Task description —
Copy the lines holding the word "Líderes", all of them.

Extracted entries —
====

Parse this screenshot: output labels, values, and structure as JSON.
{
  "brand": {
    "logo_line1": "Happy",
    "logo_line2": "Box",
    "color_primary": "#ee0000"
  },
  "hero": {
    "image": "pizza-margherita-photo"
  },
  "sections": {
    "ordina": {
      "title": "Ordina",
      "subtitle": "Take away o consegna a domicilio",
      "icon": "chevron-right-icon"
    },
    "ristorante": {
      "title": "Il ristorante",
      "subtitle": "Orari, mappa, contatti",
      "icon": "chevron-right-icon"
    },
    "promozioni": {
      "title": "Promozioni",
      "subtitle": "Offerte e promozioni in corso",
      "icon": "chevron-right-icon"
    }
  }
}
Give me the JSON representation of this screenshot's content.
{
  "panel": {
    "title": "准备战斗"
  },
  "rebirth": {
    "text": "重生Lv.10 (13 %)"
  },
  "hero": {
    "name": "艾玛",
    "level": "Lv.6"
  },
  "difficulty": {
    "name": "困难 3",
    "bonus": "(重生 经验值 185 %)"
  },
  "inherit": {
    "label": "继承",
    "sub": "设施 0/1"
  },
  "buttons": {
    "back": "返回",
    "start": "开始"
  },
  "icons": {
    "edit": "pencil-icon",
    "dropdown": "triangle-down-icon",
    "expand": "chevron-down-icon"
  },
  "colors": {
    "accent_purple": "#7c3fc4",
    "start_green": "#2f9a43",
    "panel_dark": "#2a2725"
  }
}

====

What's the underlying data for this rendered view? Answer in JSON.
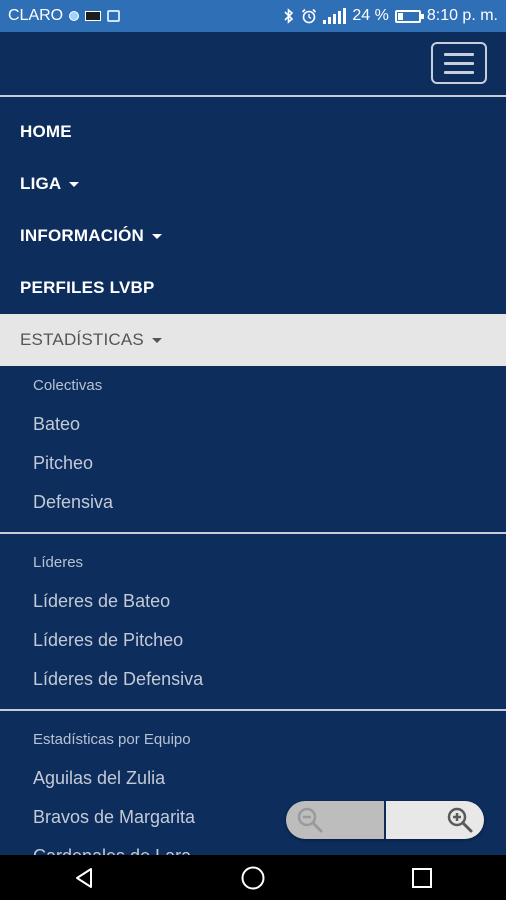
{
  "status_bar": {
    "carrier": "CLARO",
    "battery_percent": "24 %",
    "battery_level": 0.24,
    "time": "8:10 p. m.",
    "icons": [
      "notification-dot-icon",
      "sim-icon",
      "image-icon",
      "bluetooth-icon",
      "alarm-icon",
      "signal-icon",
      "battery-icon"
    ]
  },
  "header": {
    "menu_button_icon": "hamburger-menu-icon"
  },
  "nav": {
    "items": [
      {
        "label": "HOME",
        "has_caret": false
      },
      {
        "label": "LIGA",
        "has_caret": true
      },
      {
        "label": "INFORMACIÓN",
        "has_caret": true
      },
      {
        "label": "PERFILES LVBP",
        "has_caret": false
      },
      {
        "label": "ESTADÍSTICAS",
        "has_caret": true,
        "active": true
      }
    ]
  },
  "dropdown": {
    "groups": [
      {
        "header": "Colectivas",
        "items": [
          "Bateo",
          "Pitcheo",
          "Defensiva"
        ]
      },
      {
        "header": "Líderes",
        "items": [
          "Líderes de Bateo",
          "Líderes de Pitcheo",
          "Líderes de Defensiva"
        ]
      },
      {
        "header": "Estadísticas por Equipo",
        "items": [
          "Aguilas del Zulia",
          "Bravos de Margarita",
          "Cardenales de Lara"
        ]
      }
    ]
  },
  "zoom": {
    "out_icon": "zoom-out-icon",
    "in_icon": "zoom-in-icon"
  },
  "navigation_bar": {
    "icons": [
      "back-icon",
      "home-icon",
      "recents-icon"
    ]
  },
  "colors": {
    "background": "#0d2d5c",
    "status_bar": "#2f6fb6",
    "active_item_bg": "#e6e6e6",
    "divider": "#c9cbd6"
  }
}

====

Result for this task —
        "header": "Líderes",
          "Líderes de Bateo",
          "Líderes de Pitcheo",
          "Líderes de Defensiva"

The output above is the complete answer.